Text block:
┄┄┄┄┄┄┄┄┄┄┄┄┄┄┄┄┄┄┄┄

On Wed, Jul 26, 2023 at 09:10:20AM -0700, Yan Zhai wrote:
On Wed, Jul 26, 2023 at 06:01:00PM +0300, Dan Carpenter wrote:
On Wed, Jul 26, 2023 at 07:14:56AM -0700, Yan Zhai wrote:
On Wed, Jul 26, 2023 at 04:39:08PM +0300, Dan Carpenter wrote:
I'm not positive I understand the code in ip_finish_output2(). I think instead of looking for LWTUNNEL_XMIT_DONE it should instead look for != LWTUNNEL_XMIT_CONTINUE. It's unfortunate that NET_XMIT_DROP and LWTUNNEL_XMIT_CONTINUE are the both 0x1. Why don't we just change that instead?
I considered about changing lwt side logic. But it would bring larger impact since there are multiple types of encaps on this hook, not just bpf redirect. Changing bpf return values is a minimum change on the other hand. In addition, returning value of NET_RX_DROP and NET_XMIT_CN are the same, so if we don't do something in bpf redirect, there is no way to distinguish them later: the former is considered as an error, while "CN" is considered as non-error.
Uh, NET_RX/XMIT_DROP values are 1. NET_XMIT_CN is 2.
I'm not an expert but I think what happens is that we treat NET_XMIT_CN as success so that it takes a while for the resend to happen. Eventually the TCP layer will detect it as a dropped packet.
My eyes slipped lines. CN is 2. But the fact RX return value can be returned on a TX path still makes me feel unclean. Odds are low that we will have new statuses in future, it is a risk. I'd hope to contain these values only inside BPF redirect code as they are the reason why such rx values can show up there. Meanwhile, your argument do make good sense to me that the same problem may occur for other stuff. It is true. In fact, I just re-examined BPF-REROUTE path, it has the exact same issue by directly sending dst_output value back.
So I would propose to do two things:
- still convert BPF redirect ingress code to contain the propagation
of mixed return. Return only TX side value instead, which is also what majority of those local senders are expecting. (I was wrong about positive values returned to sendmsg below btw, they are not).
- change LWTUNNEL_XMIT_CONTINUE and check for this at xmit hook.
Sounds good!
regards, dan carpenter

┄┄┄┄┄┄┄┄┄┄┄┄┄┄┄┄┄┄┄┄

Objective: Revise the stretch of the mailing-list thread from "I considered about" through "considered as non-error.", changing "lwt side logic" to "lwtunnel side logic".

Supplied material:
┄┄┄┄┄┄┄┄┄┄┄┄┄┄┄┄┄┄┄┄

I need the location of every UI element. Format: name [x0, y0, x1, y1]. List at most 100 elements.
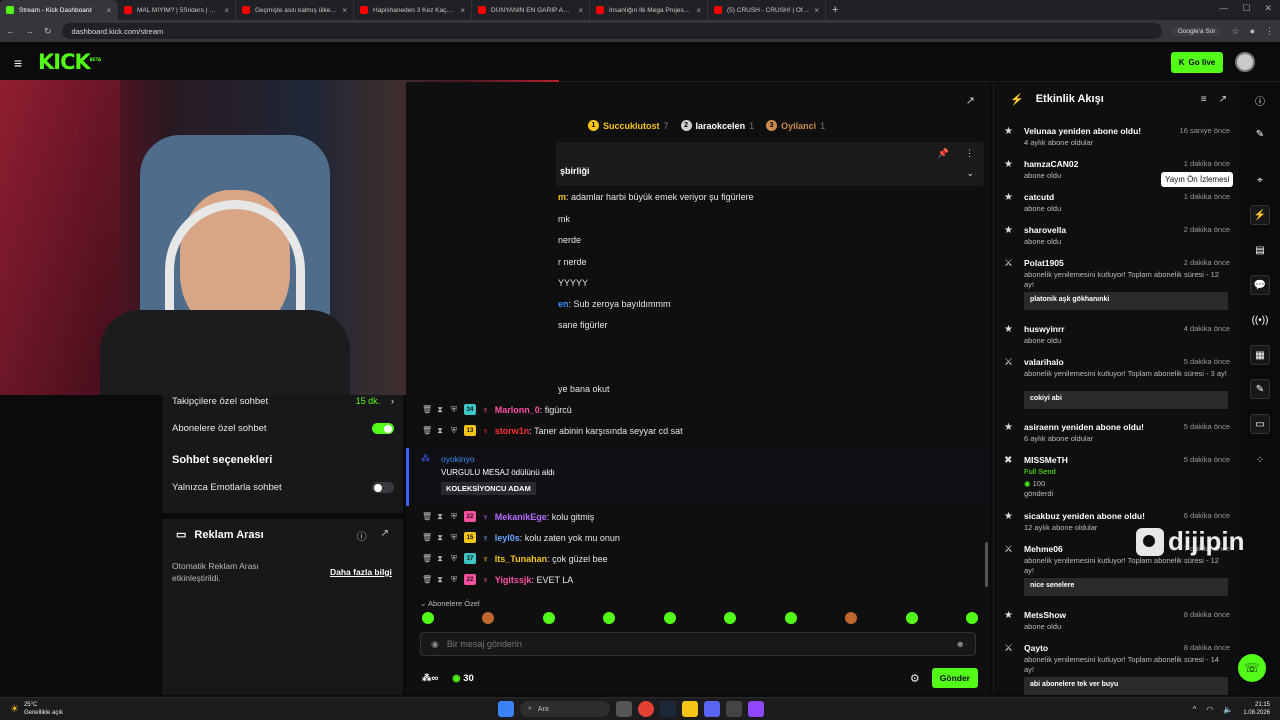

┄┄┄┄┄┄┄┄┄┄┄┄┄┄┄┄┄┄┄┄

Solved problem:
I considered about changing lwtunnel side logic. But it would bring larger impact since there are multiple types of encaps on this hook, not just bpf redirect. Changing bpf return values is a minimum change on the other hand. In addition, returning value of NET_RX_DROP and NET_XMIT_CN are the same, so if we don't do something in bpf redirect, there is no way to distinguish them later: the former is considered as an error, while "CN" is considered as non-error.